[Set task]
Copy out the listing that follows, exact in every word, and skip the images.

[Provided data]
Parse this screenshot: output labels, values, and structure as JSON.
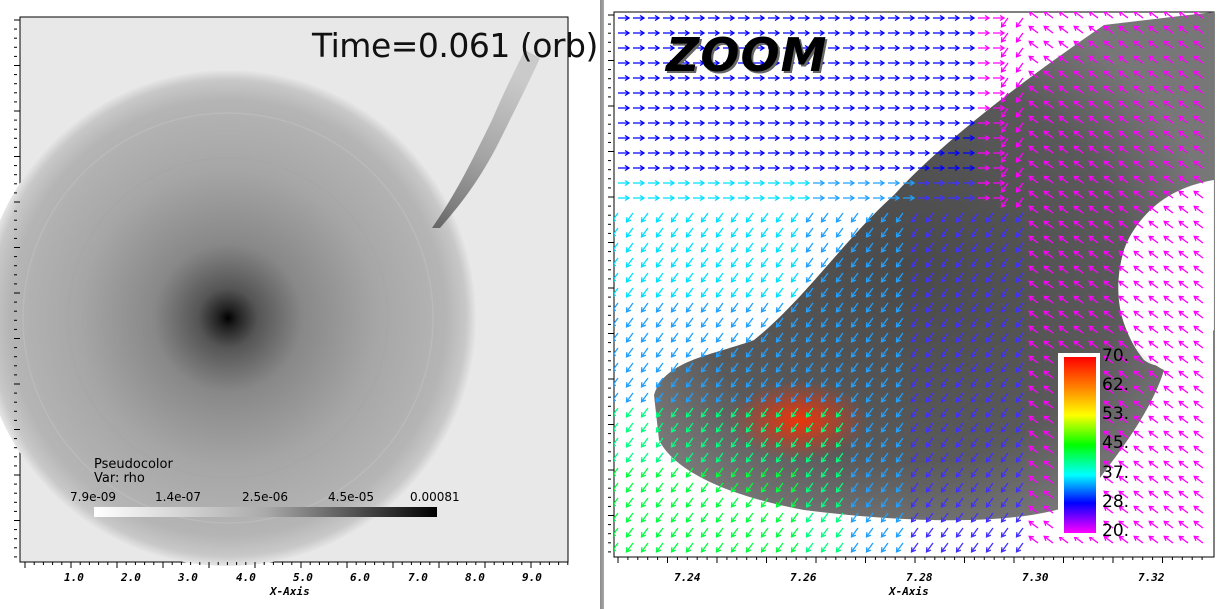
{
  "left_panel": {
    "time_label": "Time=0.061 (orb)",
    "legend": {
      "title": "Pseudocolor",
      "var": "Var: rho",
      "ticks": [
        "7.9e-09",
        "1.4e-07",
        "2.5e-06",
        "4.5e-05",
        "0.00081"
      ]
    },
    "x_axis": {
      "title": "X-Axis",
      "tick_labels": [
        "1.0",
        "2.0",
        "3.0",
        "4.0",
        "5.0",
        "6.0",
        "7.0",
        "8.0",
        "9.0"
      ]
    },
    "colors": {
      "background": "#ffffff",
      "disk_gray": "#b9b9b9",
      "core": "#000000"
    }
  },
  "right_panel": {
    "zoom_label": "ZOOM",
    "colorbar": {
      "ticks": [
        "70.",
        "62.",
        "53.",
        "45.",
        "37.",
        "28.",
        "20."
      ]
    },
    "x_axis": {
      "title": "X-Axis",
      "tick_labels": [
        "7.24",
        "7.26",
        "7.28",
        "7.30",
        "7.32"
      ]
    },
    "colors": {
      "low": "#ff00ff",
      "mid": "#00ff00",
      "high": "#ff0000",
      "blue": "#0000ff",
      "cyan": "#00ffff"
    }
  }
}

[Solution for this problem]
Parse this screenshot: output labels, values, and structure as JSON.
{
  "left_panel": {
    "time_label": "Time=0.061 (orb)",
    "legend": {
      "title": "Pseudocolor",
      "var": "Var: rho",
      "ticks": [
        "7.9e-09",
        "1.4e-07",
        "2.5e-06",
        "4.5e-05",
        "0.00081"
      ]
    },
    "x_axis": {
      "title": "X-Axis",
      "tick_labels": [
        "1.0",
        "2.0",
        "3.0",
        "4.0",
        "5.0",
        "6.0",
        "7.0",
        "8.0",
        "9.0"
      ]
    },
    "colors": {
      "background": "#ffffff",
      "disk_gray": "#b9b9b9",
      "core": "#000000"
    }
  },
  "right_panel": {
    "zoom_label": "ZOOM",
    "colorbar": {
      "ticks": [
        "70.",
        "62.",
        "53.",
        "45.",
        "37.",
        "28.",
        "20."
      ]
    },
    "x_axis": {
      "title": "X-Axis",
      "tick_labels": [
        "7.24",
        "7.26",
        "7.28",
        "7.30",
        "7.32"
      ]
    },
    "colors": {
      "low": "#ff00ff",
      "mid": "#00ff00",
      "high": "#ff0000",
      "blue": "#0000ff",
      "cyan": "#00ffff"
    }
  }
}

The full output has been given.